*Goal*:
Everything from the line containing "What does this" to the final line of the records below should be given again exactly, and nothing else.

+++

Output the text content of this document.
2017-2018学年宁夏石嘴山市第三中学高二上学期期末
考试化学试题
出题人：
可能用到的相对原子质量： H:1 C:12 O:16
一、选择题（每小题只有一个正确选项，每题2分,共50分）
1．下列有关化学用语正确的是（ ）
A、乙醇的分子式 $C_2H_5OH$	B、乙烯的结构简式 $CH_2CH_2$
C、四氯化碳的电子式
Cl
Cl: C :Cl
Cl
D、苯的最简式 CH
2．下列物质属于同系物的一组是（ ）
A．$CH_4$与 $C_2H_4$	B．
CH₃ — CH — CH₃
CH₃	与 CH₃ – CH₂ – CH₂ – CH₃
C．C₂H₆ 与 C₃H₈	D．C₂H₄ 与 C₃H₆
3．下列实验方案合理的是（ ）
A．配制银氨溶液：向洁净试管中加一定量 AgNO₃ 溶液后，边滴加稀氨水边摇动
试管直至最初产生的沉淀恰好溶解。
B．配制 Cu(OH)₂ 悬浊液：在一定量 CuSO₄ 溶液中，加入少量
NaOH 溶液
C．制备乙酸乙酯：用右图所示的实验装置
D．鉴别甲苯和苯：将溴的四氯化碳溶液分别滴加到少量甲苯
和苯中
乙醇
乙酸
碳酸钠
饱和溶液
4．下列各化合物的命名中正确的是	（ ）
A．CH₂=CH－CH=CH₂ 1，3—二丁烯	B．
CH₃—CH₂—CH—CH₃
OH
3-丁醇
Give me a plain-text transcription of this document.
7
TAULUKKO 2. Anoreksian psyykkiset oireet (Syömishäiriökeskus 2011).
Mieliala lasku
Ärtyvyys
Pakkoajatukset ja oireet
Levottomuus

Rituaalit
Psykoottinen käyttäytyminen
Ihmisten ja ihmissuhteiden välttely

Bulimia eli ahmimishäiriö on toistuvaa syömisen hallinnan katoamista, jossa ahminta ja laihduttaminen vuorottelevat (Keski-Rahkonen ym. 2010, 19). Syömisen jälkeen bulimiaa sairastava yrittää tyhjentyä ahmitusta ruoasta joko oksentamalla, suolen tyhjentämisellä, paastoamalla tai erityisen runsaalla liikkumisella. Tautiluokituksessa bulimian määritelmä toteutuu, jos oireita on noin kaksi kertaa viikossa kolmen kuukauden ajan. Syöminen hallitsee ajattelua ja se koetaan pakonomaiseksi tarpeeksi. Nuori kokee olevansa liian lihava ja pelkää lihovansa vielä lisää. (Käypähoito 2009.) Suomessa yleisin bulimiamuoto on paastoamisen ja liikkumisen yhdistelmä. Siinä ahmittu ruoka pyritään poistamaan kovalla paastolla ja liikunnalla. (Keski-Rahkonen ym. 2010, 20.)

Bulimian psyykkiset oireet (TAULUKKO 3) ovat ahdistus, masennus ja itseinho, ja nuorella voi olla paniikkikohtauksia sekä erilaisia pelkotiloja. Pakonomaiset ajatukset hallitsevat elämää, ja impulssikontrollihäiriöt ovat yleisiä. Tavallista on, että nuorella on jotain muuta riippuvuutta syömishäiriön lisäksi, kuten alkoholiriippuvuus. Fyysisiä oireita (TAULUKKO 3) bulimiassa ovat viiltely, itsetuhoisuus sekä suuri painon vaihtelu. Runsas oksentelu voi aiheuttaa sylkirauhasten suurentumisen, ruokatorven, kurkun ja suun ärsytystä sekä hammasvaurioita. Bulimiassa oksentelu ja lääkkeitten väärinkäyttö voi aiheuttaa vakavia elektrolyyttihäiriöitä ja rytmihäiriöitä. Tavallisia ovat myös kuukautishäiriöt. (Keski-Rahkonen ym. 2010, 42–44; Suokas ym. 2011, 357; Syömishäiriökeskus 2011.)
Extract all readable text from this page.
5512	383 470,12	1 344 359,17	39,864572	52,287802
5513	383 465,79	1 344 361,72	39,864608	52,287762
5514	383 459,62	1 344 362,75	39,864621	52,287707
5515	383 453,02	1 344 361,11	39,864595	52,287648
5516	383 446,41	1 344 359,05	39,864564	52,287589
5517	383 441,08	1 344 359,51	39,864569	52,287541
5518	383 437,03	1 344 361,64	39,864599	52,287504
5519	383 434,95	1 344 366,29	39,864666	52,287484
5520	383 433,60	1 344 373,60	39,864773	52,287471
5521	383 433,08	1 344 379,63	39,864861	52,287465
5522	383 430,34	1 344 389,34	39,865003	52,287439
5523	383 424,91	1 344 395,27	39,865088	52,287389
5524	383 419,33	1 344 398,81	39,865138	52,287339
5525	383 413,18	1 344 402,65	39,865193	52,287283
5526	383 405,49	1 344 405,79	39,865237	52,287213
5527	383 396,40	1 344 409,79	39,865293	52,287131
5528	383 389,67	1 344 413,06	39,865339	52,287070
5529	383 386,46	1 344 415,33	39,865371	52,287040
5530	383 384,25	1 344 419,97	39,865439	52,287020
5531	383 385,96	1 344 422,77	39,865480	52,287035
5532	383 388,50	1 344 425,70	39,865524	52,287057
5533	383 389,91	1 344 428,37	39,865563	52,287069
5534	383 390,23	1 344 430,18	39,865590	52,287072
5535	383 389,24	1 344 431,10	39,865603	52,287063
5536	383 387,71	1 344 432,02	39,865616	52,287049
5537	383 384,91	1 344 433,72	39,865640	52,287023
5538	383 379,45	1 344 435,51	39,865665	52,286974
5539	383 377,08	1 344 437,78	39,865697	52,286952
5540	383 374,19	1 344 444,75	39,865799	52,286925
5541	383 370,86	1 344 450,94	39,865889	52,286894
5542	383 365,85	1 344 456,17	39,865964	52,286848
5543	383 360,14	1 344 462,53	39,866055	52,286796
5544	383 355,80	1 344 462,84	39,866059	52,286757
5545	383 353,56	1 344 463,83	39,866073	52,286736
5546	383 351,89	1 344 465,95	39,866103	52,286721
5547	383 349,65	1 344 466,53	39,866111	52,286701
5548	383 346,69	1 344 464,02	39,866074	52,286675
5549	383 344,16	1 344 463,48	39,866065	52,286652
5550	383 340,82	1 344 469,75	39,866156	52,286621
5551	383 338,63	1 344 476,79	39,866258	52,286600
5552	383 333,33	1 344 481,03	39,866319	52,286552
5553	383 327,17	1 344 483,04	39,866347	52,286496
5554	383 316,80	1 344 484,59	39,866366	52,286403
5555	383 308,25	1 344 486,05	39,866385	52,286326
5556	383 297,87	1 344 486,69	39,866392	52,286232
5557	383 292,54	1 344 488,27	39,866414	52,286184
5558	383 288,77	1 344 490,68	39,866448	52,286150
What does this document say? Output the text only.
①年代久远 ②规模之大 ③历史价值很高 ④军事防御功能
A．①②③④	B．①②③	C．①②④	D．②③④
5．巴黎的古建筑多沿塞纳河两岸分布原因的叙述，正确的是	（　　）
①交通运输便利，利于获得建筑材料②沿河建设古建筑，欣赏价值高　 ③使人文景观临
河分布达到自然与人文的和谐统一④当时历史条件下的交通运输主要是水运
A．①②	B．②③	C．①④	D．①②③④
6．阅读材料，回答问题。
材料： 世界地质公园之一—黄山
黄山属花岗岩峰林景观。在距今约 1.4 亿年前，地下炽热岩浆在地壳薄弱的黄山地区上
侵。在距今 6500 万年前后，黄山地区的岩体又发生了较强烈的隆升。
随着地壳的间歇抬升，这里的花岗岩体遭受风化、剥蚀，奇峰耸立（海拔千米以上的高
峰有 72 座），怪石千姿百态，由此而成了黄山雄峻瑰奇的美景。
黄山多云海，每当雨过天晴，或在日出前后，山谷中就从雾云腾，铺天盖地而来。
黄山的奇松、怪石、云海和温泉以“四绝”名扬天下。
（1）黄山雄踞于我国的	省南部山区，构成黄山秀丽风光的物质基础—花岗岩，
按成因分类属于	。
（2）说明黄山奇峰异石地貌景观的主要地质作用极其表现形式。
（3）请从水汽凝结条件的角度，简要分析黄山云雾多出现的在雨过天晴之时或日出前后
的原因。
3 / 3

+++

*Result for this task*:
What does this document say? Output the text only.
①年代久远 ②规模之大 ③历史价值很高 ④军事防御功能
A．①②③④	B．①②③	C．①②④	D．②③④
5．巴黎的古建筑多沿塞纳河两岸分布原因的叙述，正确的是	（　　）
①交通运输便利，利于获得建筑材料②沿河建设古建筑，欣赏价值高　 ③使人文景观临
河分布达到自然与人文的和谐统一④当时历史条件下的交通运输主要是水运
A．①②	B．②③	C．①④	D．①②③④
6．阅读材料，回答问题。
材料： 世界地质公园之一—黄山
黄山属花岗岩峰林景观。在距今约 1.4 亿年前，地下炽热岩浆在地壳薄弱的黄山地区上
侵。在距今 6500 万年前后，黄山地区的岩体又发生了较强烈的隆升。
随着地壳的间歇抬升，这里的花岗岩体遭受风化、剥蚀，奇峰耸立（海拔千米以上的高
峰有 72 座），怪石千姿百态，由此而成了黄山雄峻瑰奇的美景。
黄山多云海，每当雨过天晴，或在日出前后，山谷中就从雾云腾，铺天盖地而来。
黄山的奇松、怪石、云海和温泉以“四绝”名扬天下。
（1）黄山雄踞于我国的	省南部山区，构成黄山秀丽风光的物质基础—花岗岩，
按成因分类属于	。
（2）说明黄山奇峰异石地貌景观的主要地质作用极其表现形式。
（3）请从水汽凝结条件的角度，简要分析黄山云雾多出现的在雨过天晴之时或日出前后
的原因。
3 / 3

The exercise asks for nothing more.